*What to work on*.
Retype the complete listing exactly as it appears.

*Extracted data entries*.
%%

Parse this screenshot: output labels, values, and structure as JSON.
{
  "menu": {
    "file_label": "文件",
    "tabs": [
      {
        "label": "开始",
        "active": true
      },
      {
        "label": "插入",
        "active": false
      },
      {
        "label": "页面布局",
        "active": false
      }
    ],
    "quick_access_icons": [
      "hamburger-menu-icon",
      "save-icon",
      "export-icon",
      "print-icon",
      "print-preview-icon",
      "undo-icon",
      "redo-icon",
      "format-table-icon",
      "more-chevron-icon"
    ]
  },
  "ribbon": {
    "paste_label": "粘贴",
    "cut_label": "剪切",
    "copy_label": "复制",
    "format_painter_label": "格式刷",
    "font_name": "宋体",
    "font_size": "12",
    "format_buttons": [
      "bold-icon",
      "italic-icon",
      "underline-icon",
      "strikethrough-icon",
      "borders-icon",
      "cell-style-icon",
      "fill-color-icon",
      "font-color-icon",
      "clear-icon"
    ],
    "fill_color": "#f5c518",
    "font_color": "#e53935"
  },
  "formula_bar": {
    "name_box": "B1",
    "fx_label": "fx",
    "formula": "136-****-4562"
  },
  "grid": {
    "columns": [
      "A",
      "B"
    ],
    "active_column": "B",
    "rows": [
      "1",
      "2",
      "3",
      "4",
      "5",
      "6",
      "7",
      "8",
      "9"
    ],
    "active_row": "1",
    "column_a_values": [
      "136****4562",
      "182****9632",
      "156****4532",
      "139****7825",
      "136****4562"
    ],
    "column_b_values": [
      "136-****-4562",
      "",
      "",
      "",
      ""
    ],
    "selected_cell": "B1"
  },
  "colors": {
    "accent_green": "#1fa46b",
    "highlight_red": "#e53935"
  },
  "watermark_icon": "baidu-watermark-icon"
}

%%

*Solution*.
Parse this screenshot: output labels, values, and structure as JSON.
{
  "menu": {
    "file_label": "文件",
    "tabs": [
      {
        "label": "开始",
        "active": true
      },
      {
        "label": "插入",
        "active": false
      },
      {
        "label": "页面布局",
        "active": false
      }
    ],
    "quick_access_icons": [
      "hamburger-menu-icon",
      "save-icon",
      "export-icon",
      "print-icon",
      "print-preview-icon",
      "undo-icon",
      "redo-icon",
      "format-table-icon",
      "more-chevron-icon"
    ]
  },
  "ribbon": {
    "paste_label": "粘贴",
    "cut_label": "剪切",
    "copy_label": "复制",
    "format_painter_label": "格式刷",
    "font_name": "宋体",
    "font_size": "12",
    "format_buttons": [
      "bold-icon",
      "italic-icon",
      "underline-icon",
      "strikethrough-icon",
      "borders-icon",
      "cell-style-icon",
      "fill-color-icon",
      "font-color-icon",
      "clear-icon"
    ],
    "fill_color": "#f5c518",
    "font_color": "#e53935"
  },
  "formula_bar": {
    "name_box": "B1",
    "fx_label": "fx",
    "formula": "136-****-4562"
  },
  "grid": {
    "columns": [
      "A",
      "B"
    ],
    "active_column": "B",
    "rows": [
      "1",
      "2",
      "3",
      "4",
      "5",
      "6",
      "7",
      "8",
      "9"
    ],
    "active_row": "1",
    "column_a_values": [
      "136****4562",
      "182****9632",
      "156****4532",
      "139****7825",
      "136****4562"
    ],
    "column_b_values": [
      "136-****-4562",
      "",
      "",
      "",
      ""
    ],
    "selected_cell": "B1"
  },
  "colors": {
    "accent_green": "#1fa46b",
    "highlight_red": "#e53935"
  },
  "watermark_icon": "baidu-watermark-icon"
}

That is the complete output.